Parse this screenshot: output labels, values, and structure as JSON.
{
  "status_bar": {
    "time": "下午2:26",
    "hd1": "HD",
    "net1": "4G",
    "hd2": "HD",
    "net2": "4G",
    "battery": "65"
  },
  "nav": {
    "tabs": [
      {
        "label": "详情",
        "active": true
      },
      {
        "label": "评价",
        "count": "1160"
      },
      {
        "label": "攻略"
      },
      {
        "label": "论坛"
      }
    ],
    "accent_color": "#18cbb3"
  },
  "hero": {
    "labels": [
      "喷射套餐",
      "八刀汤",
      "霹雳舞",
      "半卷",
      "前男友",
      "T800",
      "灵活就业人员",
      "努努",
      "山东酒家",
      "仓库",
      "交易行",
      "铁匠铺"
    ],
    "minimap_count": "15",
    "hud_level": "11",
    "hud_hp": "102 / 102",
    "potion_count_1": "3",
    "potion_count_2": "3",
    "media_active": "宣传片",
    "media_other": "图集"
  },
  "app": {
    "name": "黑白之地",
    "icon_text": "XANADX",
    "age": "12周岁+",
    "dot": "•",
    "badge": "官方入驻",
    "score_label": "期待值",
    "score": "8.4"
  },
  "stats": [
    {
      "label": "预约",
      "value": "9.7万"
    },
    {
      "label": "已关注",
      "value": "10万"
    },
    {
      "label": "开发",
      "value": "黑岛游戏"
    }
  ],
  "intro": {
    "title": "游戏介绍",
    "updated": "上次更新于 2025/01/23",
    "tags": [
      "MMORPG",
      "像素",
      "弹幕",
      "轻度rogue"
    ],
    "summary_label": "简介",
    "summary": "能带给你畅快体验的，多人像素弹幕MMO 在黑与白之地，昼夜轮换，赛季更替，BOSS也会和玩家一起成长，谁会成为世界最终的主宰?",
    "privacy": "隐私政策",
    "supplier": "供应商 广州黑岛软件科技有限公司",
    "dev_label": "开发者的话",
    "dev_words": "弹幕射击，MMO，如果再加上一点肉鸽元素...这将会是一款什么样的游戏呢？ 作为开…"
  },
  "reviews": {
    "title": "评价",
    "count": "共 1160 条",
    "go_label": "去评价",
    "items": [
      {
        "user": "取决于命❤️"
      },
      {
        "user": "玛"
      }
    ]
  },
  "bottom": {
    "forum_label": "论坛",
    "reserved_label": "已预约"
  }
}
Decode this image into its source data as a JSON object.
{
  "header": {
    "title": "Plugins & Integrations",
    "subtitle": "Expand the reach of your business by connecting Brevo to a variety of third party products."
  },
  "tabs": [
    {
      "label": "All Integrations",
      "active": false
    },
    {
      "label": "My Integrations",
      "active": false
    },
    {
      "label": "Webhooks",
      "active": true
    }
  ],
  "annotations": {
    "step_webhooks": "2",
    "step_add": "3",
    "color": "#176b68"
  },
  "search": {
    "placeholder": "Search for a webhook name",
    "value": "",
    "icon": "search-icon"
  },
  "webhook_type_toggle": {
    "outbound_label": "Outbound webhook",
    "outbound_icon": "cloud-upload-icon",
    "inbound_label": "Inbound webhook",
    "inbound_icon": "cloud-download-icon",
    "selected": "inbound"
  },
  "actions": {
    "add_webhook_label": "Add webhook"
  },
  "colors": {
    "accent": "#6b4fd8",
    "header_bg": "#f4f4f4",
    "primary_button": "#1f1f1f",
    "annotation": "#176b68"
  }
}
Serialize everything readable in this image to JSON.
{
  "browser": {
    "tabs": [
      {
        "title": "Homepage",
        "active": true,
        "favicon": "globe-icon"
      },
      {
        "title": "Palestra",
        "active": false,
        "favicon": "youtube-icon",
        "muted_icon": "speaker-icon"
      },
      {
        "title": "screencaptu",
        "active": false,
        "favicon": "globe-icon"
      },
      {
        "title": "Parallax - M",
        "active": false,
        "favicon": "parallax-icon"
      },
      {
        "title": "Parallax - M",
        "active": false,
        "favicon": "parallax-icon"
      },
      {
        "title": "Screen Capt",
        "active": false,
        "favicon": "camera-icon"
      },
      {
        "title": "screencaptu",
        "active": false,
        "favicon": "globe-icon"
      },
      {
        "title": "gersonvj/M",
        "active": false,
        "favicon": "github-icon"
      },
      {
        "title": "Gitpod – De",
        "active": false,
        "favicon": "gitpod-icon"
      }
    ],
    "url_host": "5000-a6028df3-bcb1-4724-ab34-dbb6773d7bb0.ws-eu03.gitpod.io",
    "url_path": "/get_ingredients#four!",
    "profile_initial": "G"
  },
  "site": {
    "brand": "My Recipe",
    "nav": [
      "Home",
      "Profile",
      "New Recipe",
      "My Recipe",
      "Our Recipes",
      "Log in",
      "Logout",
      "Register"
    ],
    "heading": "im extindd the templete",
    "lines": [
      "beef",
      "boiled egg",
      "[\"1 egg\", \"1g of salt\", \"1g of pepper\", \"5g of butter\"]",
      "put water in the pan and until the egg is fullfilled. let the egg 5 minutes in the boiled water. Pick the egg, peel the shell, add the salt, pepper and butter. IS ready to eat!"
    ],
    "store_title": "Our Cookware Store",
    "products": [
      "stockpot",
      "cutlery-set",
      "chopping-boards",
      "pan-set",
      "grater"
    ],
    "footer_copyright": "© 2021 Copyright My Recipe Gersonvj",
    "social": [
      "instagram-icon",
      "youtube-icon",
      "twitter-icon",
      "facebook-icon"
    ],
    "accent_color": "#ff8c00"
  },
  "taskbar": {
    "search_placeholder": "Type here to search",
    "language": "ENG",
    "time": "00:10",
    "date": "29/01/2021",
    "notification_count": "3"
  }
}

Task to carry out:
Reproduce the entire listing word for word.

Result for this exercise:
Parse this screenshot: output labels, values, and structure as JSON.
{
  "status_bar": {
    "time": "下午2:26",
    "hd1": "HD",
    "net1": "4G",
    "hd2": "HD",
    "net2": "4G",
    "battery": "65"
  },
  "nav": {
    "tabs": [
      {
        "label": "详情",
        "active": true
      },
      {
        "label": "评价",
        "count": "1160"
      },
      {
        "label": "攻略"
      },
      {
        "label": "论坛"
      }
    ],
    "accent_color": "#18cbb3"
  },
  "hero": {
    "labels": [
      "喷射套餐",
      "八刀汤",
      "霹雳舞",
      "半卷",
      "前男友",
      "T800",
      "灵活就业人员",
      "努努",
      "山东酒家",
      "仓库",
      "交易行",
      "铁匠铺"
    ],
    "minimap_count": "15",
    "hud_level": "11",
    "hud_hp": "102 / 102",
    "potion_count_1": "3",
    "potion_count_2": "3",
    "media_active": "宣传片",
    "media_other": "图集"
  },
  "app": {
    "name": "黑白之地",
    "icon_text": "XANADX",
    "age": "12周岁+",
    "dot": "•",
    "badge": "官方入驻",
    "score_label": "期待值",
    "score": "8.4"
  },
  "stats": [
    {
      "label": "预约",
      "value": "9.7万"
    },
    {
      "label": "已关注",
      "value": "10万"
    },
    {
      "label": "开发",
      "value": "黑岛游戏"
    }
  ],
  "intro": {
    "title": "游戏介绍",
    "updated": "上次更新于 2025/01/23",
    "tags": [
      "MMORPG",
      "像素",
      "弹幕",
      "轻度rogue"
    ],
    "summary_label": "简介",
    "summary": "能带给你畅快体验的，多人像素弹幕MMO 在黑与白之地，昼夜轮换，赛季更替，BOSS也会和玩家一起成长，谁会成为世界最终的主宰?",
    "privacy": "隐私政策",
    "supplier": "供应商 广州黑岛软件科技有限公司",
    "dev_label": "开发者的话",
    "dev_words": "弹幕射击，MMO，如果再加上一点肉鸽元素...这将会是一款什么样的游戏呢？ 作为开…"
  },
  "reviews": {
    "title": "评价",
    "count": "共 1160 条",
    "go_label": "去评价",
    "items": [
      {
        "user": "取决于命❤️"
      },
      {
        "user": "玛"
      }
    ]
  },
  "bottom": {
    "forum_label": "论坛",
    "reserved_label": "已预约"
  }
}
Decode this image into its source data as a JSON object.
{
  "header": {
    "title": "Plugins & Integrations",
    "subtitle": "Expand the reach of your business by connecting Brevo to a variety of third party products."
  },
  "tabs": [
    {
      "label": "All Integrations",
      "active": false
    },
    {
      "label": "My Integrations",
      "active": false
    },
    {
      "label": "Webhooks",
      "active": true
    }
  ],
  "annotations": {
    "step_webhooks": "2",
    "step_add": "3",
    "color": "#176b68"
  },
  "search": {
    "placeholder": "Search for a webhook name",
    "value": "",
    "icon": "search-icon"
  },
  "webhook_type_toggle": {
    "outbound_label": "Outbound webhook",
    "outbound_icon": "cloud-upload-icon",
    "inbound_label": "Inbound webhook",
    "inbound_icon": "cloud-download-icon",
    "selected": "inbound"
  },
  "actions": {
    "add_webhook_label": "Add webhook"
  },
  "colors": {
    "accent": "#6b4fd8",
    "header_bg": "#f4f4f4",
    "primary_button": "#1f1f1f",
    "annotation": "#176b68"
  }
}
Serialize everything readable in this image to JSON.
{
  "browser": {
    "tabs": [
      {
        "title": "Homepage",
        "active": true,
        "favicon": "globe-icon"
      },
      {
        "title": "Palestra",
        "active": false,
        "favicon": "youtube-icon",
        "muted_icon": "speaker-icon"
      },
      {
        "title": "screencaptu",
        "active": false,
        "favicon": "globe-icon"
      },
      {
        "title": "Parallax - M",
        "active": false,
        "favicon": "parallax-icon"
      },
      {
        "title": "Parallax - M",
        "active": false,
        "favicon": "parallax-icon"
      },
      {
        "title": "Screen Capt",
        "active": false,
        "favicon": "camera-icon"
      },
      {
        "title": "screencaptu",
        "active": false,
        "favicon": "globe-icon"
      },
      {
        "title": "gersonvj/M",
        "active": false,
        "favicon": "github-icon"
      },
      {
        "title": "Gitpod – De",
        "active": false,
        "favicon": "gitpod-icon"
      }
    ],
    "url_host": "5000-a6028df3-bcb1-4724-ab34-dbb6773d7bb0.ws-eu03.gitpod.io",
    "url_path": "/get_ingredients#four!",
    "profile_initial": "G"
  },
  "site": {
    "brand": "My Recipe",
    "nav": [
      "Home",
      "Profile",
      "New Recipe",
      "My Recipe",
      "Our Recipes",
      "Log in",
      "Logout",
      "Register"
    ],
    "heading": "im extindd the templete",
    "lines": [
      "beef",
      "boiled egg",
      "[\"1 egg\", \"1g of salt\", \"1g of pepper\", \"5g of butter\"]",
      "put water in the pan and until the egg is fullfilled. let the egg 5 minutes in the boiled water. Pick the egg, peel the shell, add the salt, pepper and butter. IS ready to eat!"
    ],
    "store_title": "Our Cookware Store",
    "products": [
      "stockpot",
      "cutlery-set",
      "chopping-boards",
      "pan-set",
      "grater"
    ],
    "footer_copyright": "© 2021 Copyright My Recipe Gersonvj",
    "social": [
      "instagram-icon",
      "youtube-icon",
      "twitter-icon",
      "facebook-icon"
    ],
    "accent_color": "#ff8c00"
  },
  "taskbar": {
    "search_placeholder": "Type here to search",
    "language": "ENG",
    "time": "00:10",
    "date": "29/01/2021",
    "notification_count": "3"
  }
}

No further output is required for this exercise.